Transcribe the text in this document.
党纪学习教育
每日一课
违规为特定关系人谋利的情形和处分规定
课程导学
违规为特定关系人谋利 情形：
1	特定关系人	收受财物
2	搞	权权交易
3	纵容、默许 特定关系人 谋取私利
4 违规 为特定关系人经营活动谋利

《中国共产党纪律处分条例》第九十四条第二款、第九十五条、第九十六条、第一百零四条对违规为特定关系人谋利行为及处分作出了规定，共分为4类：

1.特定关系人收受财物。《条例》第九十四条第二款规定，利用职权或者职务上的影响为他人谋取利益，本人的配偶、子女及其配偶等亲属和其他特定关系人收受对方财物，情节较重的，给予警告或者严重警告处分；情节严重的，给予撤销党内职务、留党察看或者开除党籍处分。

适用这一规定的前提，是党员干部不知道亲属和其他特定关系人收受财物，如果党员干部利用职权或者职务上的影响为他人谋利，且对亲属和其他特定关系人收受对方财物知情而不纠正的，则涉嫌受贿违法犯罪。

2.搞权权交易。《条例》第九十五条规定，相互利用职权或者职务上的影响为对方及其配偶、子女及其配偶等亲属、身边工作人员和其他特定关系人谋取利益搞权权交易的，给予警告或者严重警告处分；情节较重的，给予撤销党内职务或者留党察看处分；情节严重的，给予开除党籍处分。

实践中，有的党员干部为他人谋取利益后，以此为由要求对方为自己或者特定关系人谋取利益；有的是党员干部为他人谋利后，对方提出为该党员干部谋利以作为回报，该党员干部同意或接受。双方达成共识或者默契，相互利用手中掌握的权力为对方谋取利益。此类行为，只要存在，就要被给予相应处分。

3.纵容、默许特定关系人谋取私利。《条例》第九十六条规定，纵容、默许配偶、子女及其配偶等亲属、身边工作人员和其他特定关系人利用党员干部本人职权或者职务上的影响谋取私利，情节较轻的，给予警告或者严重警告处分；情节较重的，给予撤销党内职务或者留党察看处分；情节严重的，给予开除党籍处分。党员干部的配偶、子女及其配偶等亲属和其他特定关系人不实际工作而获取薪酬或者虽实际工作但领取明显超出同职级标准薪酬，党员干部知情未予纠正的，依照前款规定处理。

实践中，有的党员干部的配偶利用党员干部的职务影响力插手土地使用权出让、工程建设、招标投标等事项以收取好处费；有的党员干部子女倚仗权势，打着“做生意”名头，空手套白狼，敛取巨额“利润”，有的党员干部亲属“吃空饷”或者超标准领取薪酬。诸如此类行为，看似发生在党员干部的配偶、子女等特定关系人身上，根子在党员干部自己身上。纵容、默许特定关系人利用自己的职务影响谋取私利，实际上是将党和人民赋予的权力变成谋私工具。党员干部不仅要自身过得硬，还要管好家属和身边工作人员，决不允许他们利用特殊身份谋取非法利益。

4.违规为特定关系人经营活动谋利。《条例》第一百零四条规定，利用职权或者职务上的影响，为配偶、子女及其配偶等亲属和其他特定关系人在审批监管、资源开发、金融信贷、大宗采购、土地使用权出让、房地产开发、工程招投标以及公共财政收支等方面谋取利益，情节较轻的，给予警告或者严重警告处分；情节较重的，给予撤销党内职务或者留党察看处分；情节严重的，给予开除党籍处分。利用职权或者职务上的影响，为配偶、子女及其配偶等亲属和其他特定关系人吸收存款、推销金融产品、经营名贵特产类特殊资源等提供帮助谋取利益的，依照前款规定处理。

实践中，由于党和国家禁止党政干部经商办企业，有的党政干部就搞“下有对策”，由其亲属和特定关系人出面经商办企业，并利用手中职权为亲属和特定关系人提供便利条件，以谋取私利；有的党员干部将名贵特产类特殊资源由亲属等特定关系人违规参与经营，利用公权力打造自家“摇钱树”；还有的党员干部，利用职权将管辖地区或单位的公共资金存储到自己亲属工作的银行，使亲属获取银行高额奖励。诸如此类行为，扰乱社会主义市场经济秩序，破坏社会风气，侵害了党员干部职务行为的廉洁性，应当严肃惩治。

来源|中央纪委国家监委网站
☆ ☆ ☆ ☆ ☆ ☆ ☆
Objective: Find every line of the data that holds the string "情节严重的", then say how many there are and nothing else.

Solution to this task: 4